╭──
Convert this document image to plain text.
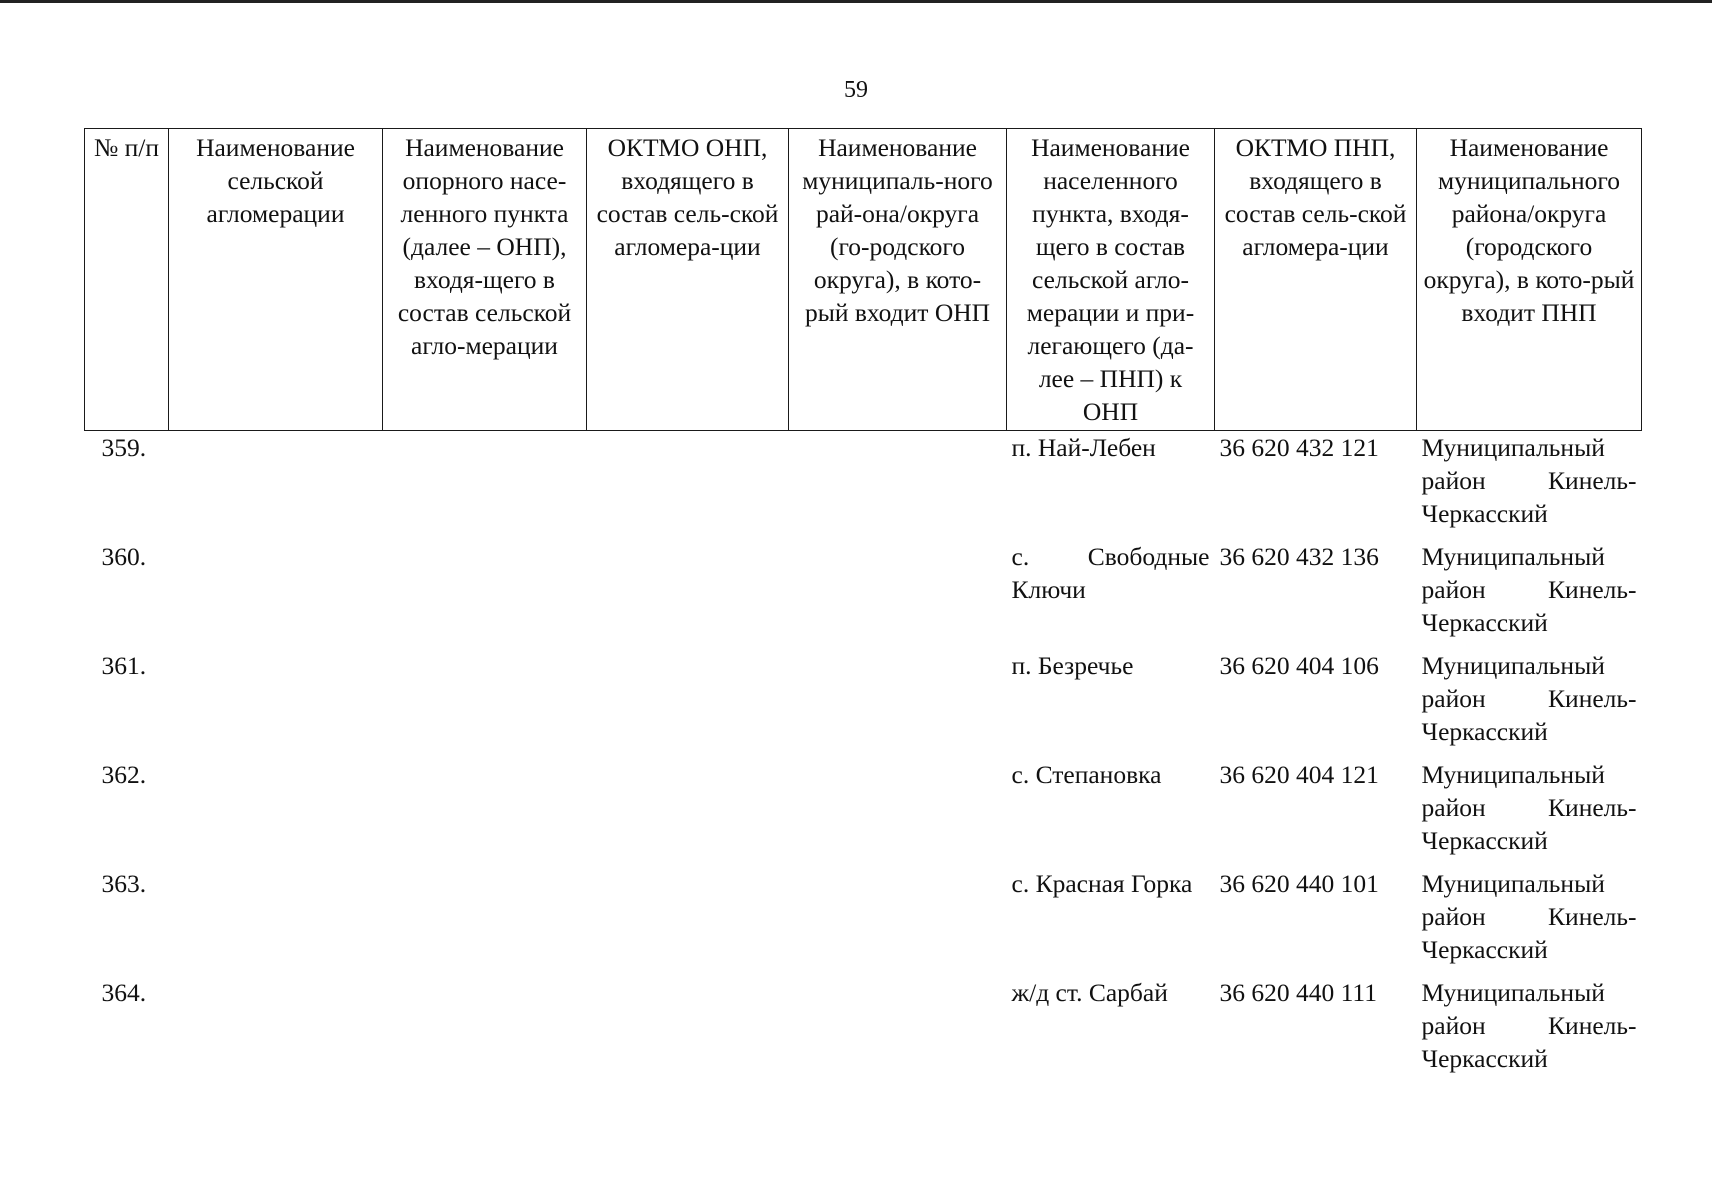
59
№ п/п	Наименование сельской агломерации	Наименование опорного насе-ленного пункта (далее – ОНП), входя-щего в состав сельской агло-мерации	ОКТМО ОНП, входящего в состав сель-ской агломера-ции	Наименование муниципаль-ного рай-она/округа (го-родского округа), в кото-рый входит ОНП	Наименование населенного пункта, входя-щего в состав сельской агло-мерации и при-легающего (да-лее – ПНП) к ОНП	ОКТМО ПНП, входящего в состав сель-ской агломера-ции	Наименование муниципального района/округа (городского округа), в кото-рый входит ПНП
359.					п. Най-Лебен	36 620 432 121	Муниципальный район Кинель-Черкасский
360.					с. Свободные Ключи	36 620 432 136	Муниципальный район Кинель-Черкасский
361.					п. Безречье	36 620 404 106	Муниципальный район Кинель-Черкасский
362.					с. Степановка	36 620 404 121	Муниципальный район Кинель-Черкасский
363.					с. Красная Горка	36 620 440 101	Муниципальный район Кинель-Черкасский
364.					ж/д ст. Сарбай	36 620 440 111	Муниципальный район Кинель-Черкасский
╰──
- **WORK TO DO**
Repeat the listing in full and exactly. Do not include any images.

- **SOLUTION TO THE EXERCISE**
Convert this document image to plain text.
59
№ п/п	Наименование сельской агломерации	Наименование опорного насе-ленного пункта (далее – ОНП), входя-щего в состав сельской агло-мерации	ОКТМО ОНП, входящего в состав сель-ской агломера-ции	Наименование муниципаль-ного рай-она/округа (го-родского округа), в кото-рый входит ОНП	Наименование населенного пункта, входя-щего в состав сельской агло-мерации и при-легающего (да-лее – ПНП) к ОНП	ОКТМО ПНП, входящего в состав сель-ской агломера-ции	Наименование муниципального района/округа (городского округа), в кото-рый входит ПНП
359.					п. Най-Лебен	36 620 432 121	Муниципальный район Кинель-Черкасский
360.					с. Свободные Ключи	36 620 432 136	Муниципальный район Кинель-Черкасский
361.					п. Безречье	36 620 404 106	Муниципальный район Кинель-Черкасский
362.					с. Степановка	36 620 404 121	Муниципальный район Кинель-Черкасский
363.					с. Красная Горка	36 620 440 101	Муниципальный район Кинель-Черкасский
364.					ж/д ст. Сарбай	36 620 440 111	Муниципальный район Кинель-Черкасский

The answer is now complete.